Goal » Check each line of the records below for the word "does" and copy those where it appears.

Data in this exercise »
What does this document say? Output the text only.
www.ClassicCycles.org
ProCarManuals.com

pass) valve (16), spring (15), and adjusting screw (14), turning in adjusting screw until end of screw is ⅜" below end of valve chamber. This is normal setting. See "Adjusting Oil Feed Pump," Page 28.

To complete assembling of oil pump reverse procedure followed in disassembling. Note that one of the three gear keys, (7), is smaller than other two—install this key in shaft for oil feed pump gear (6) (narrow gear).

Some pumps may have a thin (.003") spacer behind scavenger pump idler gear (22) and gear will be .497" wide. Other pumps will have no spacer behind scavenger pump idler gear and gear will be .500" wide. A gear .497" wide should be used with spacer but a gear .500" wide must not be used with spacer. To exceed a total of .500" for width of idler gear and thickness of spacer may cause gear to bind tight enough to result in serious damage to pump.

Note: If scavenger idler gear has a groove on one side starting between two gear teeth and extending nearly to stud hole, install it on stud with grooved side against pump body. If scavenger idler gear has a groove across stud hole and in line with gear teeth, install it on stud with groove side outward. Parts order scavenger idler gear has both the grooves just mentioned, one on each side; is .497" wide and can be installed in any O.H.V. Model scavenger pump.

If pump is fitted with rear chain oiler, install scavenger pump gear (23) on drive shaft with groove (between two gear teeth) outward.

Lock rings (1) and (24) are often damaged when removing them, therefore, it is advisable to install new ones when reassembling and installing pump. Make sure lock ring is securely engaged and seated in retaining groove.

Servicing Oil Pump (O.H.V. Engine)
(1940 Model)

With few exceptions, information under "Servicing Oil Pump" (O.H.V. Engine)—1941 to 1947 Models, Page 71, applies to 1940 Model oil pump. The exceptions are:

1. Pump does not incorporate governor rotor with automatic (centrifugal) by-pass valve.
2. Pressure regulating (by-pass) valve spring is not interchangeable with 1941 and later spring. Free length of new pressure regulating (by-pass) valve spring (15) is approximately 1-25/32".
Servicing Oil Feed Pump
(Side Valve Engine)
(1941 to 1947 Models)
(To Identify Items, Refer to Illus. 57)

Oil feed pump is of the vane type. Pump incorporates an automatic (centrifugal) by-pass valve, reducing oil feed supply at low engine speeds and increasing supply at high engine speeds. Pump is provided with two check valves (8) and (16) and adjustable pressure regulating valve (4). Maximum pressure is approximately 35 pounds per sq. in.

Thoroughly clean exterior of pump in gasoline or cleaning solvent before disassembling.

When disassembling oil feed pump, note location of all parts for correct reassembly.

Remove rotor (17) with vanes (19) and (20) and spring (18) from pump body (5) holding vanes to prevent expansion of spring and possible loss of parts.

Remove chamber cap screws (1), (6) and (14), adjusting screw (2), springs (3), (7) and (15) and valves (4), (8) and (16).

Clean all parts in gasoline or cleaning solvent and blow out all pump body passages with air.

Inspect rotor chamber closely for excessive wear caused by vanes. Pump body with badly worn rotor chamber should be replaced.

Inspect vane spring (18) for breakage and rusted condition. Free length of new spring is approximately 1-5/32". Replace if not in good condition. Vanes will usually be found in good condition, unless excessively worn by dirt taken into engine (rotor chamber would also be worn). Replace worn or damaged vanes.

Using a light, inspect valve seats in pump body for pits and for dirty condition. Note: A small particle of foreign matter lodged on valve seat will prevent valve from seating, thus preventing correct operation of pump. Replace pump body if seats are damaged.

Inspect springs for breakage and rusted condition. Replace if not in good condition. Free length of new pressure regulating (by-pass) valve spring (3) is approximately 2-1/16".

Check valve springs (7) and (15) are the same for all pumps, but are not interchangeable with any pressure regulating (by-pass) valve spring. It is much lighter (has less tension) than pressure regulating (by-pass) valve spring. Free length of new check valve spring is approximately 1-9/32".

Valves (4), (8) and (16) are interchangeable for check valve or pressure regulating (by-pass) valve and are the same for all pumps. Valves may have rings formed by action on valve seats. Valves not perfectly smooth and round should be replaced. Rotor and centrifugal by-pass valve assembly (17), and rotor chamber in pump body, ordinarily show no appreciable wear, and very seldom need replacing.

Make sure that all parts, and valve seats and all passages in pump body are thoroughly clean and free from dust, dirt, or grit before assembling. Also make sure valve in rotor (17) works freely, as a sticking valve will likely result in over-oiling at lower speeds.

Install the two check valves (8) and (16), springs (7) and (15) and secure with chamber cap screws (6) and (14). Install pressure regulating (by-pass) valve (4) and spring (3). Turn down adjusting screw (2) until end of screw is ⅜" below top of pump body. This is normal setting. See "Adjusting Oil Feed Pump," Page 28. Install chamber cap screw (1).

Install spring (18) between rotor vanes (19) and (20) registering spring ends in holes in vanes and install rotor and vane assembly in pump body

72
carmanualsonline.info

Written answer »
What does this document say? Output the text only.
1. Pump does not incorporate governor rotor with automatic (centrifugal) by-pass valve.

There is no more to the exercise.